— Begin Data lines —

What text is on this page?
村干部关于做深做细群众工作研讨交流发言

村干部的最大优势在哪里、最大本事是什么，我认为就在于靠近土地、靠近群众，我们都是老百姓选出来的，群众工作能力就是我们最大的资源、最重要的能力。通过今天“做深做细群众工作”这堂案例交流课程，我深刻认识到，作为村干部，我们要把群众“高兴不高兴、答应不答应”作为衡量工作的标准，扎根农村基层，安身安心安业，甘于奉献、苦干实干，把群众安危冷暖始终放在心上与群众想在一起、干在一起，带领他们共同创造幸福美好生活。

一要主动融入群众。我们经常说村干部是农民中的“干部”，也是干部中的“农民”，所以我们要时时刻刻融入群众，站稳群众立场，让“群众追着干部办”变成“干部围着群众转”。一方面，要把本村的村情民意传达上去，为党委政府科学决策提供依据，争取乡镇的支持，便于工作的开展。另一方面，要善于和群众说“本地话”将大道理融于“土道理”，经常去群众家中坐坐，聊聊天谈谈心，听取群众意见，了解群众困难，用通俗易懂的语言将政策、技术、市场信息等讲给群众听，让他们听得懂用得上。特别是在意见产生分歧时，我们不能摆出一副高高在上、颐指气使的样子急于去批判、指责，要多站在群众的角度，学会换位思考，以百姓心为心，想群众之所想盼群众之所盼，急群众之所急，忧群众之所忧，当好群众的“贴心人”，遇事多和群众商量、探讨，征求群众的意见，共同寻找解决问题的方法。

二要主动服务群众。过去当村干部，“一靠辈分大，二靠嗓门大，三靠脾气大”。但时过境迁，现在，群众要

— End Data lines —

Repeat every entry word for word.

What text is on this page?
村干部关于做深做细群众工作研讨交流发言

村干部的最大优势在哪里、最大本事是什么，我认为就在于靠近土地、靠近群众，我们都是老百姓选出来的，群众工作能力就是我们最大的资源、最重要的能力。通过今天“做深做细群众工作”这堂案例交流课程，我深刻认识到，作为村干部，我们要把群众“高兴不高兴、答应不答应”作为衡量工作的标准，扎根农村基层，安身安心安业，甘于奉献、苦干实干，把群众安危冷暖始终放在心上与群众想在一起、干在一起，带领他们共同创造幸福美好生活。

一要主动融入群众。我们经常说村干部是农民中的“干部”，也是干部中的“农民”，所以我们要时时刻刻融入群众，站稳群众立场，让“群众追着干部办”变成“干部围着群众转”。一方面，要把本村的村情民意传达上去，为党委政府科学决策提供依据，争取乡镇的支持，便于工作的开展。另一方面，要善于和群众说“本地话”将大道理融于“土道理”，经常去群众家中坐坐，聊聊天谈谈心，听取群众意见，了解群众困难，用通俗易懂的语言将政策、技术、市场信息等讲给群众听，让他们听得懂用得上。特别是在意见产生分歧时，我们不能摆出一副高高在上、颐指气使的样子急于去批判、指责，要多站在群众的角度，学会换位思考，以百姓心为心，想群众之所想盼群众之所盼，急群众之所急，忧群众之所忧，当好群众的“贴心人”，遇事多和群众商量、探讨，征求群众的意见，共同寻找解决问题的方法。

二要主动服务群众。过去当村干部，“一靠辈分大，二靠嗓门大，三靠脾气大”。但时过境迁，现在，群众要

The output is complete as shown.